● Written exercise
Pick out every line with the word "JSON" and copy it.

● Record extracts

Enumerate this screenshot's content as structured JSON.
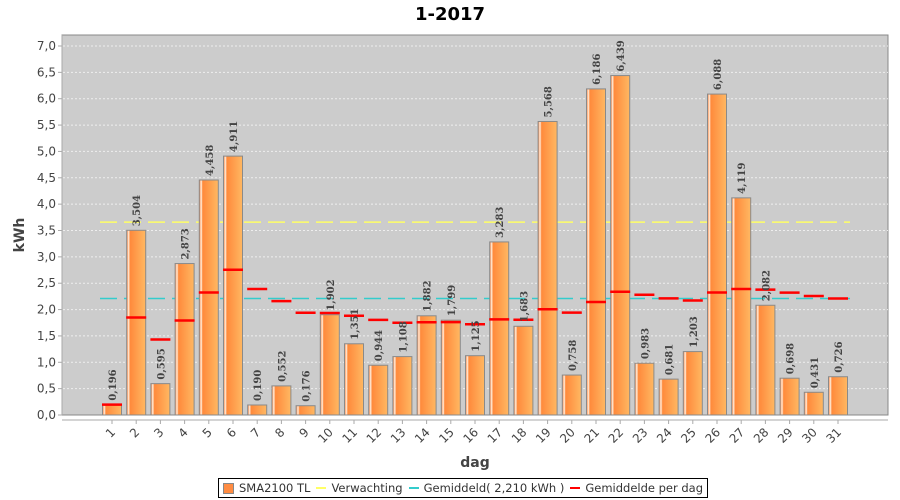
{
  "chart_data": {
    "type": "bar",
    "title": "1-2017",
    "xlabel": "dag",
    "ylabel": "kWh",
    "ylim": [
      0,
      7.0
    ],
    "yticks": [
      "0,0",
      "0,5",
      "1,0",
      "1,5",
      "2,0",
      "2,5",
      "3,0",
      "3,5",
      "4,0",
      "4,5",
      "5,0",
      "5,5",
      "6,0",
      "6,5",
      "7,0"
    ],
    "grid": true,
    "legend_position": "bottom",
    "categories": [
      "1",
      "2",
      "3",
      "4",
      "5",
      "6",
      "7",
      "8",
      "9",
      "10",
      "11",
      "12",
      "13",
      "14",
      "15",
      "16",
      "17",
      "18",
      "19",
      "20",
      "21",
      "22",
      "23",
      "24",
      "25",
      "26",
      "27",
      "28",
      "29",
      "30",
      "31"
    ],
    "series": [
      {
        "name": "SMA2100 TL",
        "type": "bar",
        "color": "#ff8c42",
        "values": [
          0.196,
          3.504,
          0.595,
          2.873,
          4.458,
          4.911,
          0.19,
          0.552,
          0.176,
          1.902,
          1.351,
          0.944,
          1.108,
          1.882,
          1.799,
          1.125,
          3.283,
          1.683,
          5.568,
          0.758,
          6.186,
          6.439,
          0.983,
          0.681,
          1.203,
          6.088,
          4.119,
          2.082,
          0.698,
          0.431,
          0.726
        ],
        "labels": [
          "0,196",
          "3,504",
          "0,595",
          "2,873",
          "4,458",
          "4,911",
          "0,190",
          "0,552",
          "0,176",
          "1,902",
          "1,351",
          "0,944",
          "1,108",
          "1,882",
          "1,799",
          "1,125",
          "3,283",
          "1,683",
          "5,568",
          "0,758",
          "6,186",
          "6,439",
          "0,983",
          "0,681",
          "1,203",
          "6,088",
          "4,119",
          "2,082",
          "0,698",
          "0,431",
          "0,726"
        ]
      },
      {
        "name": "Verwachting",
        "type": "hline",
        "color": "#ffff66",
        "value": 3.66
      },
      {
        "name": "Gemiddeld( 2,210 kWh )",
        "type": "hline",
        "color": "#33cccc",
        "value": 2.21
      },
      {
        "name": "Gemiddelde per dag",
        "type": "marker",
        "color": "#ff0000",
        "values": [
          0.196,
          1.85,
          1.432,
          1.792,
          2.325,
          2.756,
          2.39,
          2.16,
          1.94,
          1.936,
          1.883,
          1.804,
          1.75,
          1.759,
          1.762,
          1.722,
          1.814,
          1.807,
          2.005,
          1.942,
          2.144,
          2.339,
          2.28,
          2.213,
          2.173,
          2.324,
          2.39,
          2.379,
          2.321,
          2.258,
          2.209
        ]
      }
    ]
  },
  "legend": {
    "items": [
      {
        "label": "SMA2100 TL",
        "color": "#ff8c42",
        "kind": "box"
      },
      {
        "label": "Verwachting",
        "color": "#ffff66",
        "kind": "line"
      },
      {
        "label": "Gemiddeld( 2,210 kWh )",
        "color": "#33cccc",
        "kind": "line"
      },
      {
        "label": "Gemiddelde per dag",
        "color": "#ff0000",
        "kind": "line"
      }
    ]
  }
}
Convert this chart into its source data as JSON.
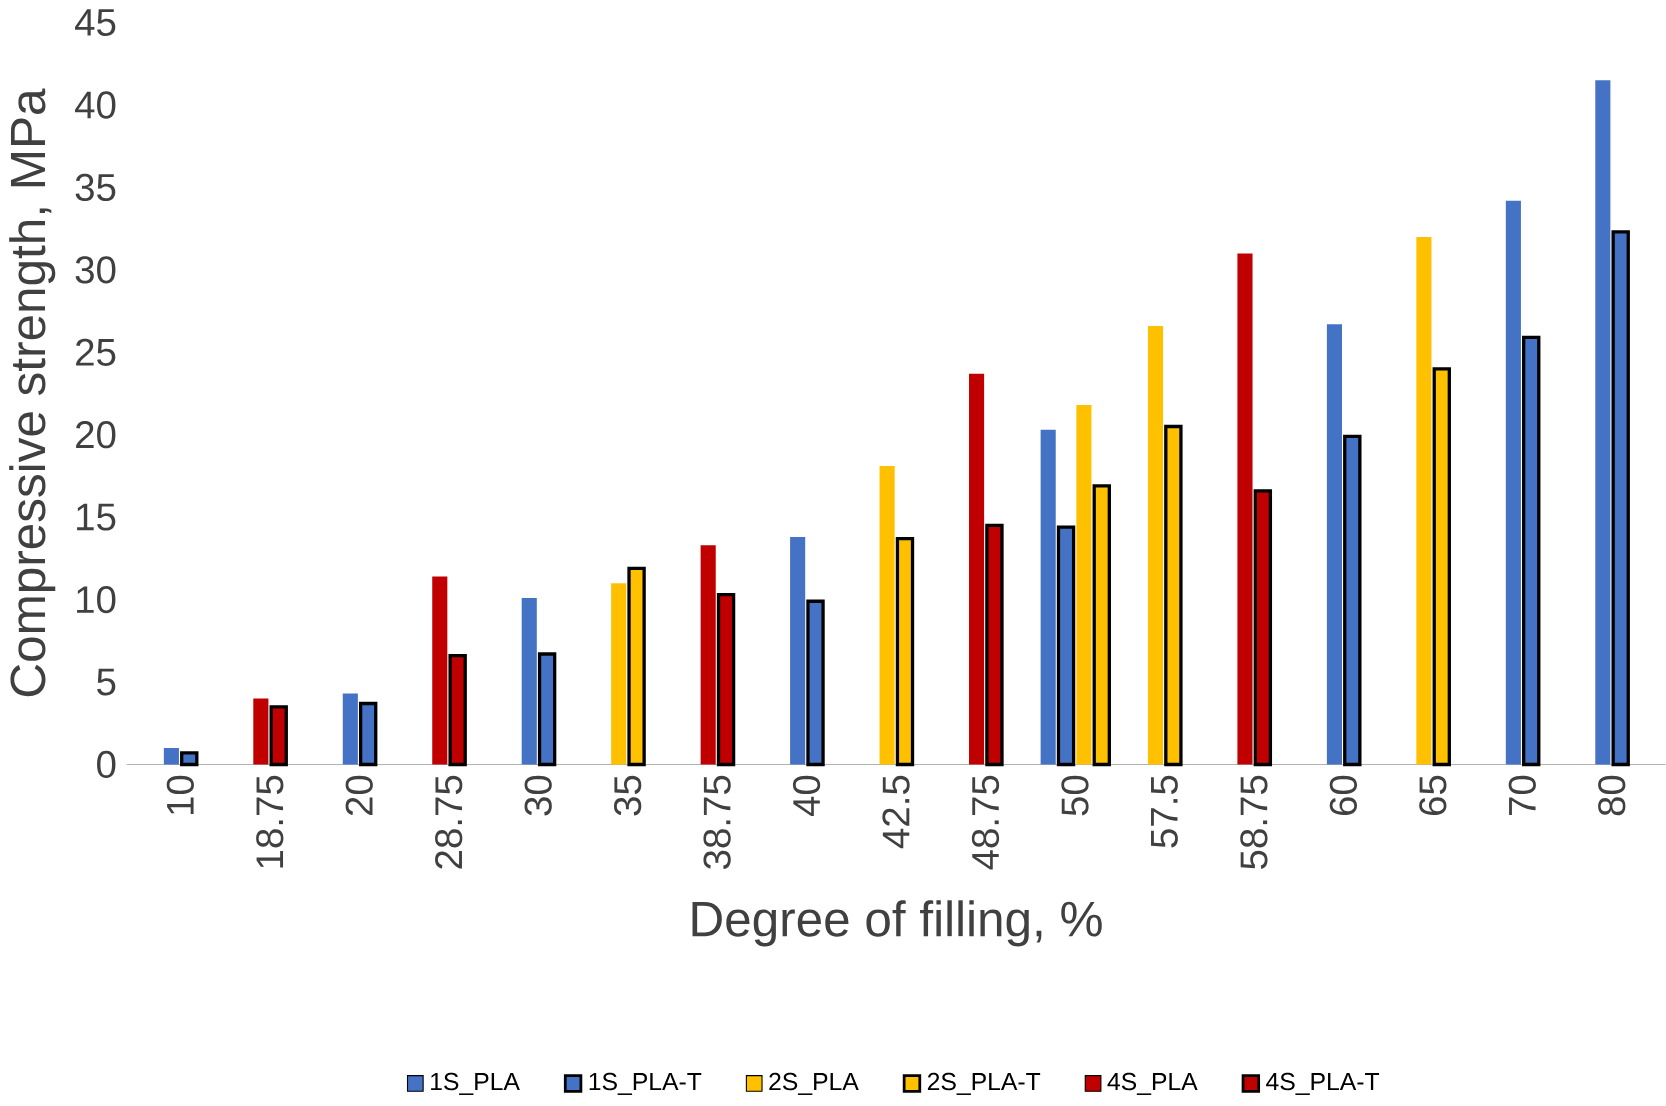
{
  "chart_data": {
    "type": "bar",
    "xlabel": "Degree of filling, %",
    "ylabel": "Compressive strength, MPa",
    "categories": [
      "10",
      "18.75",
      "20",
      "28.75",
      "30",
      "35",
      "38.75",
      "40",
      "42.5",
      "48.75",
      "50",
      "57.5",
      "58.75",
      "60",
      "65",
      "70",
      "80"
    ],
    "series": [
      {
        "name": "1S_PLA",
        "color": "#4472c4",
        "values": [
          1.0,
          null,
          4.3,
          null,
          10.1,
          null,
          null,
          13.8,
          null,
          null,
          20.3,
          null,
          null,
          26.7,
          null,
          34.2,
          41.5
        ]
      },
      {
        "name": "1S_PLA-T",
        "color": "#4472c4",
        "line_style": "solid",
        "values": [
          0.7,
          null,
          3.7,
          null,
          6.7,
          null,
          null,
          9.9,
          null,
          null,
          14.4,
          null,
          null,
          19.9,
          null,
          25.9,
          32.3
        ]
      },
      {
        "name": "2S_PLA",
        "color": "#ffc000",
        "values": [
          null,
          null,
          null,
          null,
          null,
          11.0,
          null,
          null,
          18.1,
          null,
          21.8,
          26.6,
          null,
          null,
          32.0,
          null,
          null
        ]
      },
      {
        "name": "2S_PLA-T",
        "color": "#ffc000",
        "line_style": "solid",
        "values": [
          null,
          null,
          null,
          null,
          null,
          11.9,
          null,
          null,
          13.7,
          null,
          16.9,
          20.5,
          null,
          null,
          24.0,
          null,
          null
        ]
      },
      {
        "name": "4S_PLA",
        "color": "#c00000",
        "values": [
          null,
          4.0,
          null,
          11.4,
          null,
          null,
          13.3,
          null,
          null,
          23.7,
          null,
          null,
          31.0,
          null,
          null,
          null,
          null
        ]
      },
      {
        "name": "4S_PLA-T",
        "color": "#c00000",
        "line_style": "solid",
        "values": [
          null,
          3.5,
          null,
          6.6,
          null,
          null,
          10.3,
          null,
          null,
          14.5,
          null,
          null,
          16.6,
          null,
          null,
          null,
          null
        ]
      }
    ],
    "ylim": [
      0,
      45
    ],
    "yticks": [
      0,
      5,
      10,
      15,
      20,
      25,
      30,
      35,
      40,
      45
    ],
    "grid": false,
    "legend": "bottom"
  }
}
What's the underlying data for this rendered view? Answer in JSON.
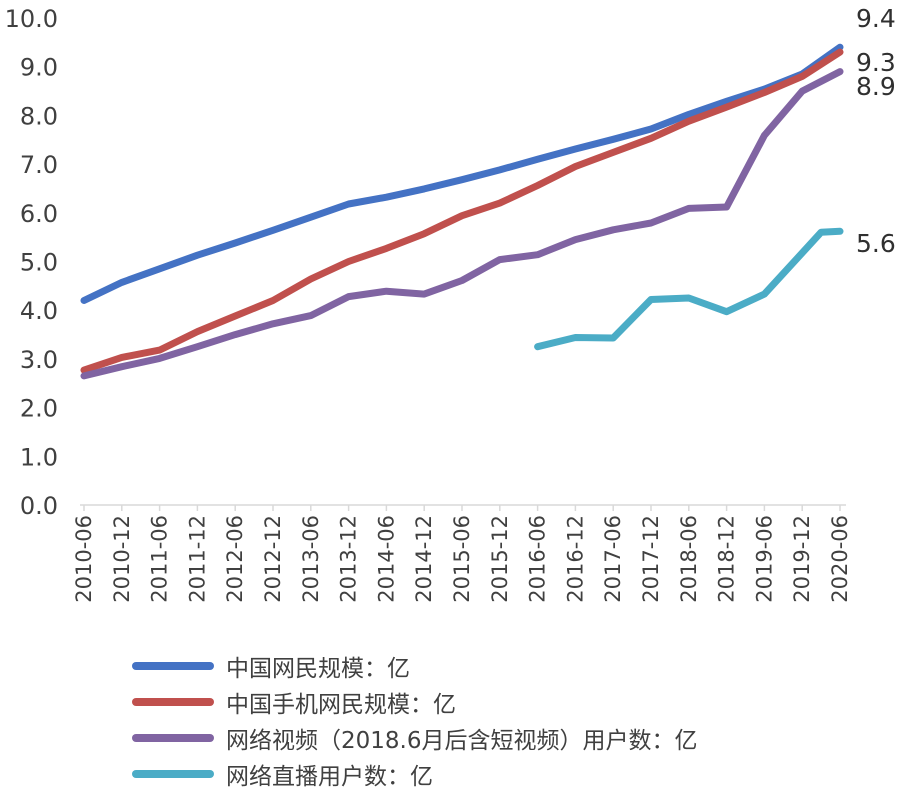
{
  "chart_data": {
    "type": "line",
    "title": "",
    "xlabel": "",
    "ylabel": "",
    "ylim": [
      0,
      10
    ],
    "yticks": [
      "0.0",
      "1.0",
      "2.0",
      "3.0",
      "4.0",
      "5.0",
      "6.0",
      "7.0",
      "8.0",
      "9.0",
      "10.0"
    ],
    "categories": [
      "2010-06",
      "2010-12",
      "2011-06",
      "2011-12",
      "2012-06",
      "2012-12",
      "2013-06",
      "2013-12",
      "2014-06",
      "2014-12",
      "2015-06",
      "2015-12",
      "2016-06",
      "2016-12",
      "2017-06",
      "2017-12",
      "2018-06",
      "2018-12",
      "2019-06",
      "2019-12",
      "2020-06"
    ],
    "grid": false,
    "legend_position": "bottom",
    "series": [
      {
        "name": "中国网民规模：亿",
        "color": "#4472C4",
        "end_label": "9.4",
        "points": [
          [
            "2010-06",
            4.2
          ],
          [
            "2010-12",
            4.57
          ],
          [
            "2011-06",
            4.85
          ],
          [
            "2011-12",
            5.13
          ],
          [
            "2012-06",
            5.38
          ],
          [
            "2012-12",
            5.64
          ],
          [
            "2013-06",
            5.91
          ],
          [
            "2013-12",
            6.18
          ],
          [
            "2014-06",
            6.32
          ],
          [
            "2014-12",
            6.49
          ],
          [
            "2015-06",
            6.68
          ],
          [
            "2015-12",
            6.88
          ],
          [
            "2016-06",
            7.1
          ],
          [
            "2016-12",
            7.31
          ],
          [
            "2017-06",
            7.51
          ],
          [
            "2017-12",
            7.72
          ],
          [
            "2018-06",
            8.02
          ],
          [
            "2018-12",
            8.29
          ],
          [
            "2019-06",
            8.54
          ],
          [
            "2019-12",
            8.85
          ],
          [
            "2020-06",
            9.4
          ]
        ]
      },
      {
        "name": "中国手机网民规模：亿",
        "color": "#C0504D",
        "end_label": "9.3",
        "points": [
          [
            "2010-06",
            2.77
          ],
          [
            "2010-12",
            3.03
          ],
          [
            "2011-06",
            3.18
          ],
          [
            "2011-12",
            3.56
          ],
          [
            "2012-06",
            3.88
          ],
          [
            "2012-12",
            4.2
          ],
          [
            "2013-06",
            4.64
          ],
          [
            "2013-12",
            5.0
          ],
          [
            "2014-06",
            5.27
          ],
          [
            "2014-12",
            5.57
          ],
          [
            "2015-06",
            5.94
          ],
          [
            "2015-12",
            6.2
          ],
          [
            "2016-06",
            6.56
          ],
          [
            "2016-12",
            6.95
          ],
          [
            "2017-06",
            7.24
          ],
          [
            "2017-12",
            7.53
          ],
          [
            "2018-06",
            7.88
          ],
          [
            "2018-12",
            8.17
          ],
          [
            "2019-06",
            8.47
          ],
          [
            "2019-12",
            8.8
          ],
          [
            "2020-06",
            9.3
          ]
        ]
      },
      {
        "name": "网络视频（2018.6月后含短视频）用户数：亿",
        "color": "#8064A2",
        "end_label": "8.9",
        "points": [
          [
            "2010-06",
            2.65
          ],
          [
            "2010-12",
            2.84
          ],
          [
            "2011-06",
            3.01
          ],
          [
            "2011-12",
            3.25
          ],
          [
            "2012-06",
            3.5
          ],
          [
            "2012-12",
            3.72
          ],
          [
            "2013-06",
            3.89
          ],
          [
            "2013-12",
            4.28
          ],
          [
            "2014-06",
            4.39
          ],
          [
            "2014-12",
            4.33
          ],
          [
            "2015-06",
            4.61
          ],
          [
            "2015-12",
            5.04
          ],
          [
            "2016-06",
            5.14
          ],
          [
            "2016-12",
            5.45
          ],
          [
            "2017-06",
            5.65
          ],
          [
            "2017-12",
            5.79
          ],
          [
            "2018-06",
            6.09
          ],
          [
            "2018-12",
            6.12
          ],
          [
            "2019-06",
            7.59
          ],
          [
            "2019-12",
            8.5
          ],
          [
            "2020-06",
            8.9
          ]
        ]
      },
      {
        "name": "网络直播用户数：亿",
        "color": "#4BACC6",
        "end_label": "5.6",
        "points": [
          [
            "2016-06",
            3.25
          ],
          [
            "2016-12",
            3.44
          ],
          [
            "2017-06",
            3.43
          ],
          [
            "2017-12",
            4.22
          ],
          [
            "2018-06",
            4.25
          ],
          [
            "2018-12",
            3.97
          ],
          [
            "2019-06",
            4.33
          ],
          [
            "2020-03",
            5.6
          ],
          [
            "2020-06",
            5.62
          ]
        ]
      }
    ]
  }
}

● Solution to the exercise
Enumerate this screenshot's content as structured JSON.
Convert this chart into its source data as JSON.
What's the underlying data for this rendered view? Answer in JSON.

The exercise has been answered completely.